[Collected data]
[start]

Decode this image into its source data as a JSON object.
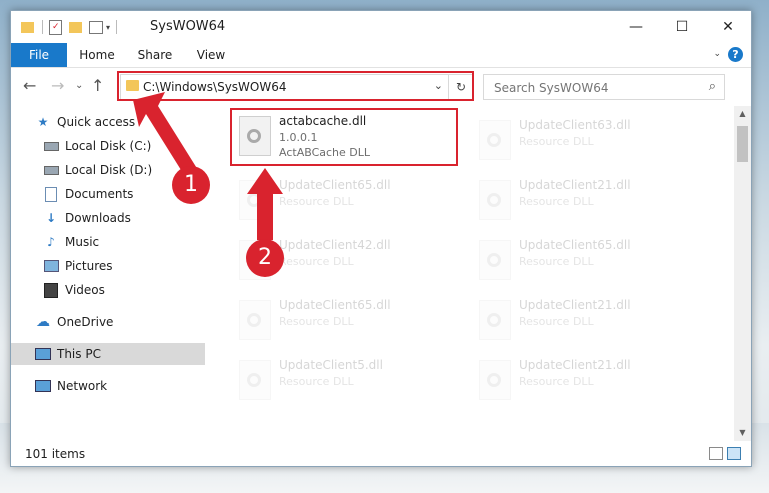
{
  "window": {
    "title": "SysWOW64",
    "minimize": "—",
    "maximize": "☐",
    "close": "✕"
  },
  "ribbon": {
    "tabs": [
      "File",
      "Home",
      "Share",
      "View"
    ],
    "help": "?"
  },
  "nav": {
    "address": "C:\\Windows\\SysWOW64",
    "search_placeholder": "Search SysWOW64"
  },
  "sidebar": {
    "items": [
      {
        "label": "Quick access",
        "icon": "star-icon"
      },
      {
        "label": "Local Disk (C:)",
        "icon": "drive-icon"
      },
      {
        "label": "Local Disk (D:)",
        "icon": "drive-icon"
      },
      {
        "label": "Documents",
        "icon": "documents-icon"
      },
      {
        "label": "Downloads",
        "icon": "download-icon"
      },
      {
        "label": "Music",
        "icon": "music-icon"
      },
      {
        "label": "Pictures",
        "icon": "pictures-icon"
      },
      {
        "label": "Videos",
        "icon": "videos-icon"
      },
      {
        "label": "OneDrive",
        "icon": "cloud-icon"
      },
      {
        "label": "This PC",
        "icon": "computer-icon"
      },
      {
        "label": "Network",
        "icon": "network-icon"
      }
    ]
  },
  "files": {
    "highlighted": {
      "name": "actabcache.dll",
      "version": "1.0.0.1",
      "description": "ActABCache DLL"
    },
    "faded": [
      {
        "name": "UpdateClient63.dll",
        "type": "Resource DLL"
      },
      {
        "name": "UpdateClient65.dll",
        "type": "Resource DLL"
      },
      {
        "name": "UpdateClient21.dll",
        "type": "Resource DLL"
      },
      {
        "name": "UpdateClient42.dll",
        "type": "Resource DLL"
      },
      {
        "name": "UpdateClient65.dll",
        "type": "Resource DLL"
      },
      {
        "name": "UpdateClient65.dll",
        "type": "Resource DLL"
      },
      {
        "name": "UpdateClient21.dll",
        "type": "Resource DLL"
      },
      {
        "name": "UpdateClient5.dll",
        "type": "Resource DLL"
      },
      {
        "name": "UpdateClient21.dll",
        "type": "Resource DLL"
      }
    ]
  },
  "status": {
    "count": "101 items"
  },
  "annotations": {
    "step1": "1",
    "step2": "2",
    "color": "#d9232e"
  }
}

[end]

* _SET PROBLEM_
Copy every single line of the material above that holds "Local".

* _THE RESULT_
        "label": "Local Disk (C:)",
        "label": "Local Disk (D:)",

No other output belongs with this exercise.